### Problem details
List each line of the data that holds the string "document".

### The input
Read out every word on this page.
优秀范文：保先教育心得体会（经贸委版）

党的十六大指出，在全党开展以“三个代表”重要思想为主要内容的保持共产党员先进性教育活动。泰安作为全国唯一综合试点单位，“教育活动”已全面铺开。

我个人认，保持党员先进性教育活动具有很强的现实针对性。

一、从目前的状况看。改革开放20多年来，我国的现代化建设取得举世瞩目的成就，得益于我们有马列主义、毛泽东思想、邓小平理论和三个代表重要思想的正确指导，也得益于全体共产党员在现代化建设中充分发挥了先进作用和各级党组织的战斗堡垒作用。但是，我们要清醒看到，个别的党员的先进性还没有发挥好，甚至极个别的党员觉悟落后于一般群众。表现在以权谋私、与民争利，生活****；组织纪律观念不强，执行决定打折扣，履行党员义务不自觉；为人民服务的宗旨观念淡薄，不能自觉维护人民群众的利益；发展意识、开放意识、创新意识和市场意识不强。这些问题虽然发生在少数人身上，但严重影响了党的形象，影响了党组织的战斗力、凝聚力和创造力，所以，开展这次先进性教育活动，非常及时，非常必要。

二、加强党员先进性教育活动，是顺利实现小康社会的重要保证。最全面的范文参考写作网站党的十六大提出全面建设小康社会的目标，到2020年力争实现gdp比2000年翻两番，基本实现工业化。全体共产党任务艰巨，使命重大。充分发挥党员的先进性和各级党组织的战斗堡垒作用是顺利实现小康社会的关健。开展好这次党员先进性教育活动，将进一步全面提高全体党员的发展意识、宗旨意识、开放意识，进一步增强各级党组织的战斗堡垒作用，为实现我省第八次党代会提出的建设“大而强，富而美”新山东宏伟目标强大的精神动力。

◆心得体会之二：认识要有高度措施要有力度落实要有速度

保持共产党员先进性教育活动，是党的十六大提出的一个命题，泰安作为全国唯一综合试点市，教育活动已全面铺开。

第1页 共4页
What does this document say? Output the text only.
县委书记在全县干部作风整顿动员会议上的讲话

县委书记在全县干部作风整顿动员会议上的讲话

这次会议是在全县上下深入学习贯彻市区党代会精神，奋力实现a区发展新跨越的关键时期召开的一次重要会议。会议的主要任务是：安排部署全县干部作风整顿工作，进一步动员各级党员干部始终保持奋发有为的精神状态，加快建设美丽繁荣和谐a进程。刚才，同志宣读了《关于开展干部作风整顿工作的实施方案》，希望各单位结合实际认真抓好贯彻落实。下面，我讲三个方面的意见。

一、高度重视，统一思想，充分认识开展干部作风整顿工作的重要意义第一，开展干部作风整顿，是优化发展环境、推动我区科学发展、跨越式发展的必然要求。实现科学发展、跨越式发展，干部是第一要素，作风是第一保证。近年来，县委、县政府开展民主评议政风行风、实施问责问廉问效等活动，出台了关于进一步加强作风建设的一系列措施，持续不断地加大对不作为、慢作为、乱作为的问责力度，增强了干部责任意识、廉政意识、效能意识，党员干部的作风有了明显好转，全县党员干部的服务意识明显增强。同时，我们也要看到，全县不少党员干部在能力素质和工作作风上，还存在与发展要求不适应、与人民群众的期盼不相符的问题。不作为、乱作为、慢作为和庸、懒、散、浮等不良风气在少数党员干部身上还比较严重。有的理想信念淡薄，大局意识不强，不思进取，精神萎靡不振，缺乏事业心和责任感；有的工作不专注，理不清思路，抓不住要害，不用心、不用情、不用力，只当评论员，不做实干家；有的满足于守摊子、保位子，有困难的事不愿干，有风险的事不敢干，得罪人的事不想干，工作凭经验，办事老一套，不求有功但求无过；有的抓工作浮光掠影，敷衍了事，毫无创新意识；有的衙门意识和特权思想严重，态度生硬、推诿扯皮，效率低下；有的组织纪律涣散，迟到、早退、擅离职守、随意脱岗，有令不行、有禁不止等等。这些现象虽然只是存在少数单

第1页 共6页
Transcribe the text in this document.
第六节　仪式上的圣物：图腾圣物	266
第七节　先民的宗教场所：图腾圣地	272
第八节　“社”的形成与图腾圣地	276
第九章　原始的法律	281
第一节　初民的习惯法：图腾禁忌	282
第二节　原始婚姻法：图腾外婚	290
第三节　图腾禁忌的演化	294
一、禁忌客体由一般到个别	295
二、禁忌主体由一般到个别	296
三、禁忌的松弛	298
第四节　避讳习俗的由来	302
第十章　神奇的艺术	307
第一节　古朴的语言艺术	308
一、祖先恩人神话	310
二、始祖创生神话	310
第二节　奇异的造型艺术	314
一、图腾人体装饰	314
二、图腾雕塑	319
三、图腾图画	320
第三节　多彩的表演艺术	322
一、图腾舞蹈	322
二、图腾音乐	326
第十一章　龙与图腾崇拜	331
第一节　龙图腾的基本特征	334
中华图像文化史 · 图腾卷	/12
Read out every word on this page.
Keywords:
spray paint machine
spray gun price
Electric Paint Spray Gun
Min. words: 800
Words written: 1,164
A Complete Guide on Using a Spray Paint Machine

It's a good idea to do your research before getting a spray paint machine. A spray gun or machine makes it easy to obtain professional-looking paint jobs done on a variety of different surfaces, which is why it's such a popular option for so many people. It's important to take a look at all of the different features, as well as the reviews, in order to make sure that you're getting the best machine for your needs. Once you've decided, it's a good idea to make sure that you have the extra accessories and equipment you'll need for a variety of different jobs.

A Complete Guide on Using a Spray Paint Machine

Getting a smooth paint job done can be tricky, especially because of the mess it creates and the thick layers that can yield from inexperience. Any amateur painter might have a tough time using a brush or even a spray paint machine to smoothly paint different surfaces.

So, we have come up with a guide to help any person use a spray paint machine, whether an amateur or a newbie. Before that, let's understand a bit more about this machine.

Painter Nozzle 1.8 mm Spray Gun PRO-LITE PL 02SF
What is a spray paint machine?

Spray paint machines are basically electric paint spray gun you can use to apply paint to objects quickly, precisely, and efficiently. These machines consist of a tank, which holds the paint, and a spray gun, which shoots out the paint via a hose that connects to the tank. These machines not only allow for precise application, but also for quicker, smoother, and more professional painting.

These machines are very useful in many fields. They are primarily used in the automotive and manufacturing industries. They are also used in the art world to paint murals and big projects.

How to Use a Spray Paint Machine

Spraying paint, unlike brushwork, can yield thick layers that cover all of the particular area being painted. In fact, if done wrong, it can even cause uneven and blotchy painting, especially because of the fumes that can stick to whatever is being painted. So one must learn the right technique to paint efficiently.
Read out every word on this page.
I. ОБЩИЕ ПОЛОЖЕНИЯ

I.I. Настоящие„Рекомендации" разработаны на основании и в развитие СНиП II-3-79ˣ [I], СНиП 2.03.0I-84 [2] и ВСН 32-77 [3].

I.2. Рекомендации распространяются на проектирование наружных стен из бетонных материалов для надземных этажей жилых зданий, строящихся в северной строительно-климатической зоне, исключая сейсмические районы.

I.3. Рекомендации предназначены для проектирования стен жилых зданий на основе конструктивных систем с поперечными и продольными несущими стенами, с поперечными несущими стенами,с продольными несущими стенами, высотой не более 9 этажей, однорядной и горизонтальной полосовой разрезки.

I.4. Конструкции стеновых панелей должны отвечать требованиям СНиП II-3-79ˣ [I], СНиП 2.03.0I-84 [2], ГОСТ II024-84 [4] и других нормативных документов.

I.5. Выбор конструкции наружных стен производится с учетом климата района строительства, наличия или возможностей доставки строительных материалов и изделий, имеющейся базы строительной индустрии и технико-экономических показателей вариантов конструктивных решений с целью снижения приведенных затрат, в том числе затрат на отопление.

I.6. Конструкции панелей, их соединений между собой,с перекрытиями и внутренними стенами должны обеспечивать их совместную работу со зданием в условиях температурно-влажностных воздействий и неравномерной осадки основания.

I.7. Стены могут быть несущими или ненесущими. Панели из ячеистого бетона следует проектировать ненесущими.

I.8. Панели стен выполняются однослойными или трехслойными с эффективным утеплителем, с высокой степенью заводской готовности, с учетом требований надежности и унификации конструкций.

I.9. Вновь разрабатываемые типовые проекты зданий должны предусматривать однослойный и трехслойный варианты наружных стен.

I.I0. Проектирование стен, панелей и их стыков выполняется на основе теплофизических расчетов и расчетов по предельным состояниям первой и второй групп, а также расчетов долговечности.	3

### Output for this exercise
What does this document say? Output the text only.
Transcribe the text in this document.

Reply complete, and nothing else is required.